Data section >>
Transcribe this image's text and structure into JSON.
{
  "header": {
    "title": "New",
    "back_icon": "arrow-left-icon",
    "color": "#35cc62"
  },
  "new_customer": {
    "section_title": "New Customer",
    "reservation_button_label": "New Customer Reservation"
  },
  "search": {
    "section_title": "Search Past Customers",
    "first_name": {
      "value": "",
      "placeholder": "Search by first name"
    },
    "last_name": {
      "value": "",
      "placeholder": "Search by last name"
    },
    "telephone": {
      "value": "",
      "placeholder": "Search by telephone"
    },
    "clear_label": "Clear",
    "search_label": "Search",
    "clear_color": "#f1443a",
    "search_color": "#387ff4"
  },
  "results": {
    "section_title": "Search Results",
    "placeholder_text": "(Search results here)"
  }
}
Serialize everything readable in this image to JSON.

--

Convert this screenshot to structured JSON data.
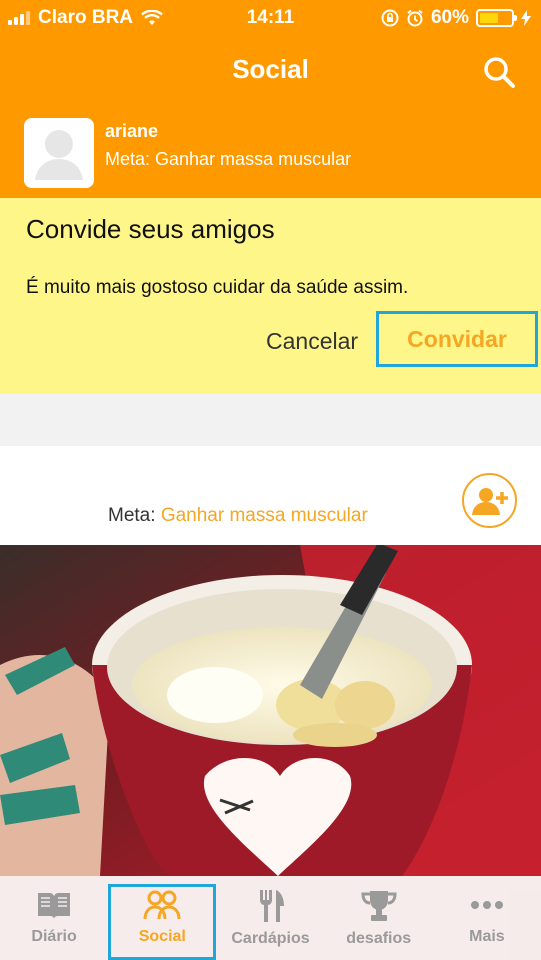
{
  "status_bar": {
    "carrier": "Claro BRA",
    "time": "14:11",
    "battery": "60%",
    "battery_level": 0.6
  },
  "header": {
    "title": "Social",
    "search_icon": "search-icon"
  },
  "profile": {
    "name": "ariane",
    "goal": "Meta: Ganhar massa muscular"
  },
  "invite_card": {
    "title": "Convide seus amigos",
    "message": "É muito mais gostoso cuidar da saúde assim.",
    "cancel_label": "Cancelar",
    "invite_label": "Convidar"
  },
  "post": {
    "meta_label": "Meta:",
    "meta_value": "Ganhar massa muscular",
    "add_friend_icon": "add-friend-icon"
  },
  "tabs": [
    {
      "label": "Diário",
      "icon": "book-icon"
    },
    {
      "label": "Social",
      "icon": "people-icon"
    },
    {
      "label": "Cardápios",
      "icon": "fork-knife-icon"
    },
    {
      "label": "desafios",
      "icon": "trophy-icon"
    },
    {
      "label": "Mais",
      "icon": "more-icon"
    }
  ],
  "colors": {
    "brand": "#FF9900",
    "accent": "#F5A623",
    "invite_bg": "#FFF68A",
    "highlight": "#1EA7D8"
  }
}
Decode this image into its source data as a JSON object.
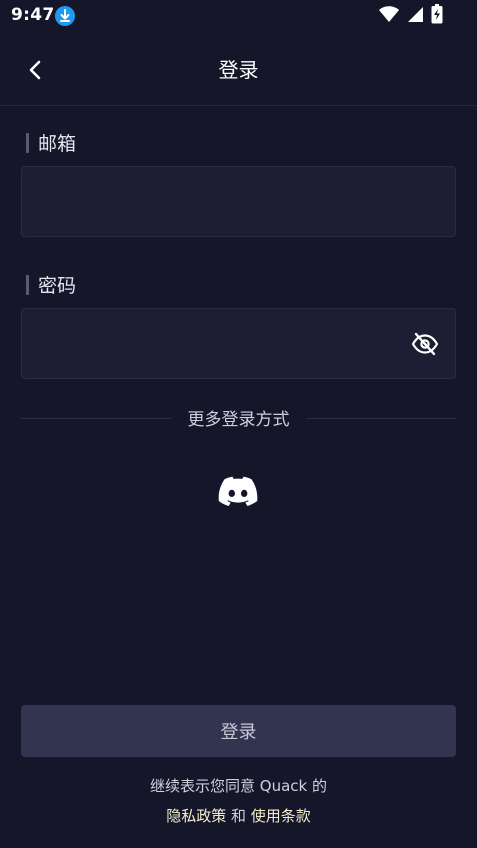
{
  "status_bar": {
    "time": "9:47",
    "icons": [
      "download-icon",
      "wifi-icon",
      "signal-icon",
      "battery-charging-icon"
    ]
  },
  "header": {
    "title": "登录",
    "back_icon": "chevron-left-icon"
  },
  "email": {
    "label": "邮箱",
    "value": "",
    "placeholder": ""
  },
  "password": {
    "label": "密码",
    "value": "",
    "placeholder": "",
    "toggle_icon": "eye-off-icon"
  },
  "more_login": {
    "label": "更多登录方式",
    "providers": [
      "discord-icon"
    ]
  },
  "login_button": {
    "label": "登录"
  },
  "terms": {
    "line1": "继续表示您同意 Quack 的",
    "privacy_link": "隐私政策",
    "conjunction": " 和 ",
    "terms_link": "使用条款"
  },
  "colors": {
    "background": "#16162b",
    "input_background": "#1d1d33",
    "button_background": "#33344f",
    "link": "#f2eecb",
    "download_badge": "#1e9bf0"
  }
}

==

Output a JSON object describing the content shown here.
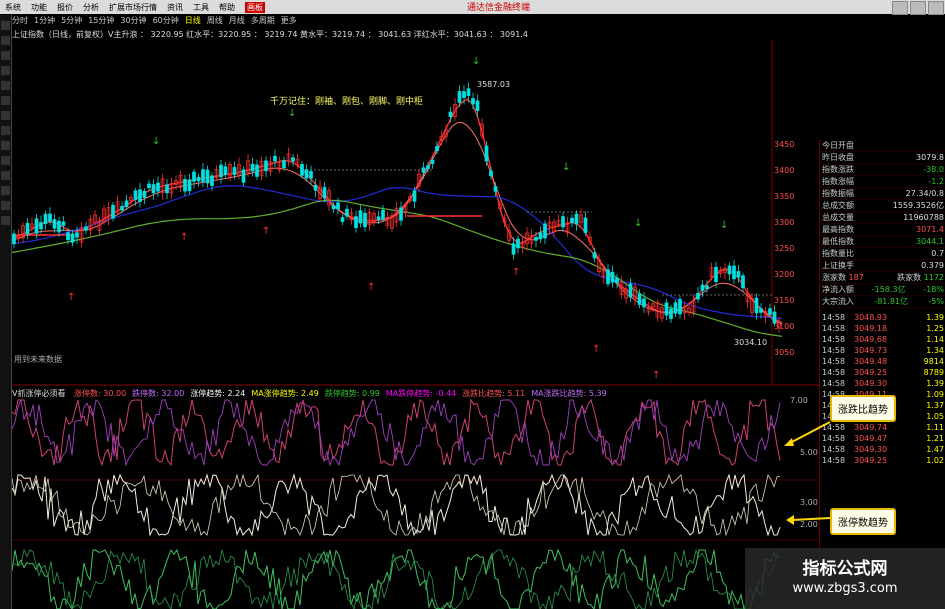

Instructions for the task >>
The line with "Transcribe this image's" marks the start and the line with "Serialize everything readable" marks the end; transcribe every line in that stretch, unchanged.

The output >>
Transcribe this image's text and structure into JSON.
{
  "header": {
    "title": "New",
    "back_icon": "arrow-left-icon",
    "color": "#35cc62"
  },
  "new_customer": {
    "section_title": "New Customer",
    "reservation_button_label": "New Customer Reservation"
  },
  "search": {
    "section_title": "Search Past Customers",
    "first_name": {
      "value": "",
      "placeholder": "Search by first name"
    },
    "last_name": {
      "value": "",
      "placeholder": "Search by last name"
    },
    "telephone": {
      "value": "",
      "placeholder": "Search by telephone"
    },
    "clear_label": "Clear",
    "search_label": "Search",
    "clear_color": "#f1443a",
    "search_color": "#387ff4"
  },
  "results": {
    "section_title": "Search Results",
    "placeholder_text": "(Search results here)"
  }
}
Serialize everything readable in this image to JSON.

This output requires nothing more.